* Start *

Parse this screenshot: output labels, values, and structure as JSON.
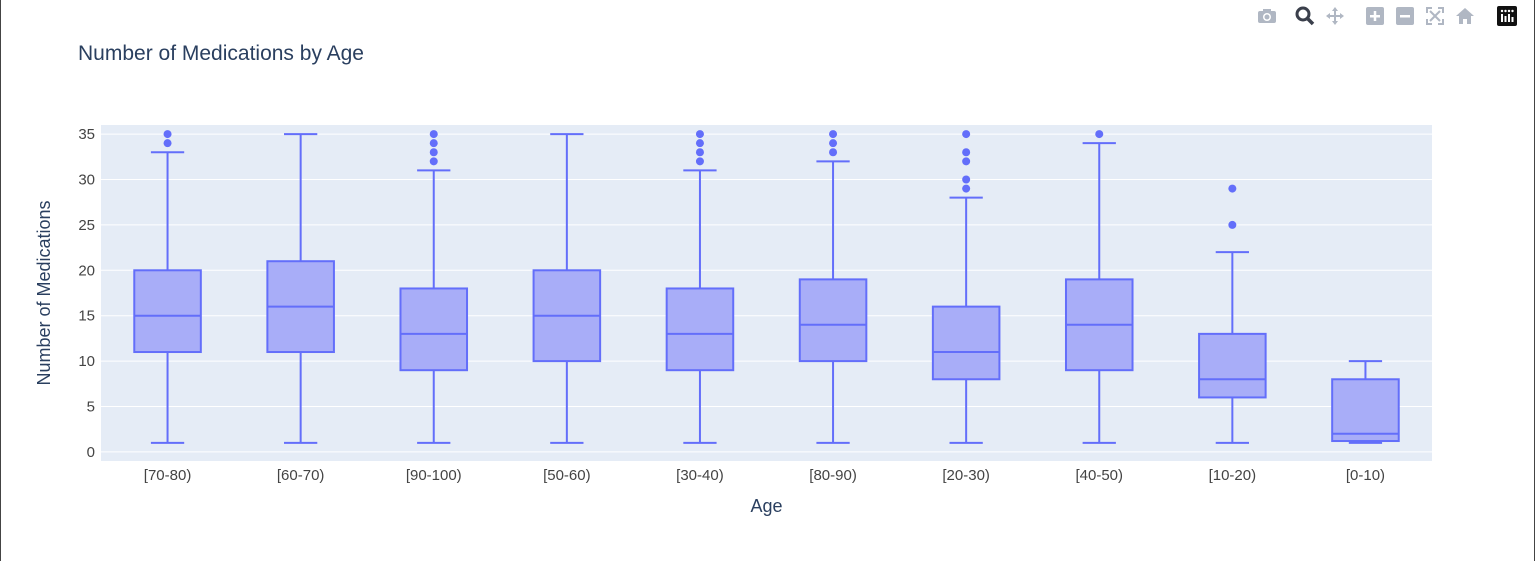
{
  "chart_data": {
    "type": "box",
    "title": "Number of Medications by Age",
    "xlabel": "Age",
    "ylabel": "Number of Medications",
    "ylim": [
      -1,
      36
    ],
    "yticks": [
      0,
      5,
      10,
      15,
      20,
      25,
      30,
      35
    ],
    "grid": true,
    "legend": "none",
    "colors": {
      "box_line": "#636efa",
      "box_fill": "#a8adf8",
      "plot_bg": "#e5ecf6",
      "grid": "#ffffff"
    },
    "categories": [
      "[70-80)",
      "[60-70)",
      "[90-100)",
      "[50-60)",
      "[30-40)",
      "[80-90)",
      "[20-30)",
      "[40-50)",
      "[10-20)",
      "[0-10)"
    ],
    "boxes": [
      {
        "min": 1,
        "q1": 11,
        "median": 15,
        "q3": 20,
        "max": 33,
        "outliers": [
          34,
          35
        ]
      },
      {
        "min": 1,
        "q1": 11,
        "median": 16,
        "q3": 21,
        "max": 35,
        "outliers": []
      },
      {
        "min": 1,
        "q1": 9,
        "median": 13,
        "q3": 18,
        "max": 31,
        "outliers": [
          32,
          33,
          34,
          35
        ]
      },
      {
        "min": 1,
        "q1": 10,
        "median": 15,
        "q3": 20,
        "max": 35,
        "outliers": []
      },
      {
        "min": 1,
        "q1": 9,
        "median": 13,
        "q3": 18,
        "max": 31,
        "outliers": [
          32,
          33,
          34,
          35
        ]
      },
      {
        "min": 1,
        "q1": 10,
        "median": 14,
        "q3": 19,
        "max": 32,
        "outliers": [
          33,
          34,
          35
        ]
      },
      {
        "min": 1,
        "q1": 8,
        "median": 11,
        "q3": 16,
        "max": 28,
        "outliers": [
          29,
          30,
          32,
          33,
          35
        ]
      },
      {
        "min": 1,
        "q1": 9,
        "median": 14,
        "q3": 19,
        "max": 34,
        "outliers": [
          35
        ]
      },
      {
        "min": 1,
        "q1": 6,
        "median": 8,
        "q3": 13,
        "max": 22,
        "outliers": [
          25,
          29
        ]
      },
      {
        "min": 1,
        "q1": 1.2,
        "median": 2,
        "q3": 8,
        "max": 10,
        "outliers": []
      }
    ]
  },
  "modebar": {
    "buttons": [
      {
        "name": "camera-icon",
        "glyph": "📷"
      },
      {
        "name": "zoom-icon",
        "glyph": "🔍"
      },
      {
        "name": "pan-icon",
        "glyph": "✥"
      },
      {
        "name": "zoom-in-icon",
        "glyph": "⊞"
      },
      {
        "name": "zoom-out-icon",
        "glyph": "⊟"
      },
      {
        "name": "autoscale-icon",
        "glyph": "⤧"
      },
      {
        "name": "reset-axes-icon",
        "glyph": "⌂"
      }
    ]
  }
}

* End *

Instructions for the task
Search the lines for the string "glyph" and copy every line that has it.

Answer for the task
        "glyph": "📷"
        "glyph": "🔍"
        "glyph": "✥"
        "glyph": "⊞"
        "glyph": "⊟"
        "glyph": "⤧"
        "glyph": "⌂"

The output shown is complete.